▸ What you have to do:
Reproduce the listing exactly, with no pictures in your copy.

▸ Record list:
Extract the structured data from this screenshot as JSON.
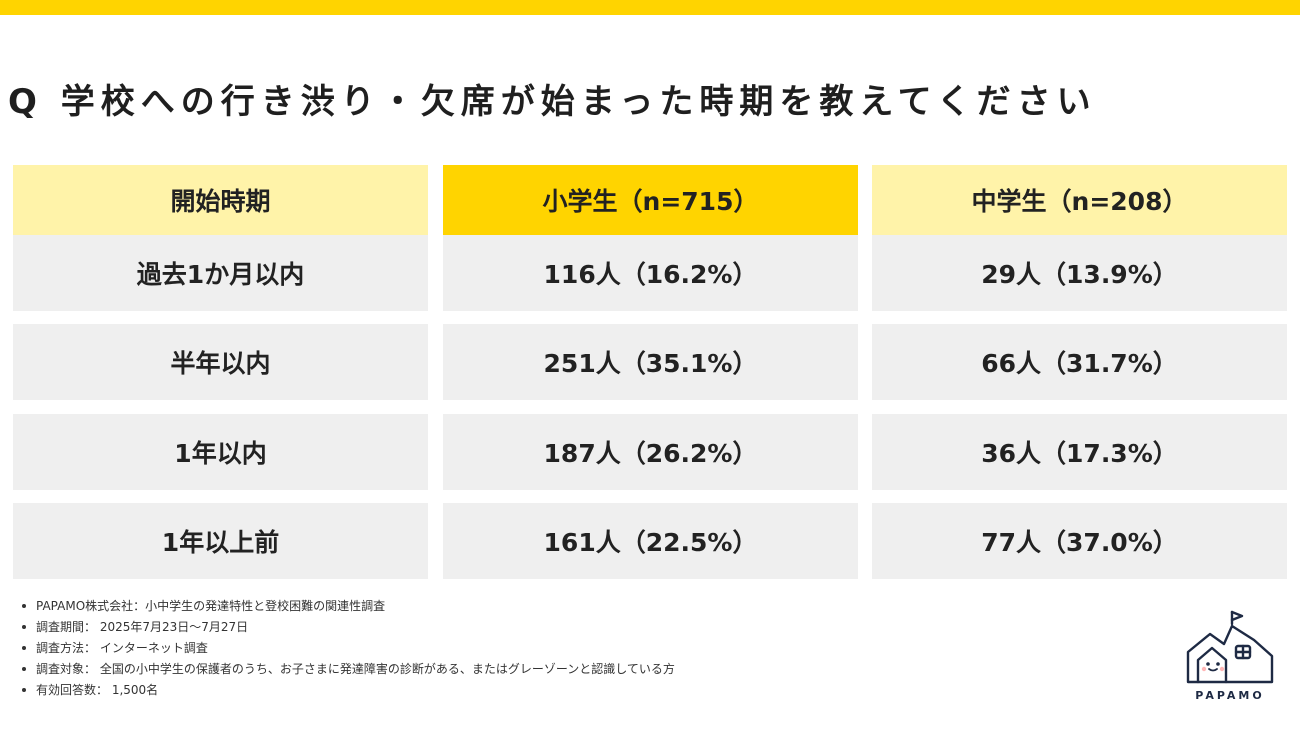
{
  "title": "Q 学校への行き渋り・欠席が始まった時期を教えてください",
  "colors": {
    "accent": "#FFD400",
    "header_light": "#FFF3A9",
    "cell_bg": "#EFEFEF",
    "logo_navy": "#1E2A44"
  },
  "table": {
    "headers": [
      "開始時期",
      "小学生（n=715）",
      "中学生（n=208）"
    ],
    "rows": [
      [
        "過去1か月以内",
        "116人（16.2%）",
        "29人（13.9%）"
      ],
      [
        "半年以内",
        "251人（35.1%）",
        "66人（31.7%）"
      ],
      [
        "1年以内",
        "187人（26.2%）",
        "36人（17.3%）"
      ],
      [
        "1年以上前",
        "161人（22.5%）",
        "77人（37.0%）"
      ]
    ]
  },
  "notes": [
    "PAPAMO株式会社：小中学生の発達特性と登校困難の関連性調査",
    "調査期間： 2025年7月23日～7月27日",
    "調査方法： インターネット調査",
    "調査対象： 全国の小中学生の保護者のうち、お子さまに発達障害の診断がある、またはグレーゾーンと認識している方",
    "有効回答数： 1,500名"
  ],
  "logo": {
    "text": "PAPAMO",
    "icon": "house-face-flag-icon"
  }
}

▸ The output:
Extract the structured data from this screenshot as JSON.
{
  "title": "Q 学校への行き渋り・欠席が始まった時期を教えてください",
  "colors": {
    "accent": "#FFD400",
    "header_light": "#FFF3A9",
    "cell_bg": "#EFEFEF",
    "logo_navy": "#1E2A44"
  },
  "table": {
    "headers": [
      "開始時期",
      "小学生（n=715）",
      "中学生（n=208）"
    ],
    "rows": [
      [
        "過去1か月以内",
        "116人（16.2%）",
        "29人（13.9%）"
      ],
      [
        "半年以内",
        "251人（35.1%）",
        "66人（31.7%）"
      ],
      [
        "1年以内",
        "187人（26.2%）",
        "36人（17.3%）"
      ],
      [
        "1年以上前",
        "161人（22.5%）",
        "77人（37.0%）"
      ]
    ]
  },
  "notes": [
    "PAPAMO株式会社：小中学生の発達特性と登校困難の関連性調査",
    "調査期間： 2025年7月23日～7月27日",
    "調査方法： インターネット調査",
    "調査対象： 全国の小中学生の保護者のうち、お子さまに発達障害の診断がある、またはグレーゾーンと認識している方",
    "有効回答数： 1,500名"
  ],
  "logo": {
    "text": "PAPAMO",
    "icon": "house-face-flag-icon"
  }
}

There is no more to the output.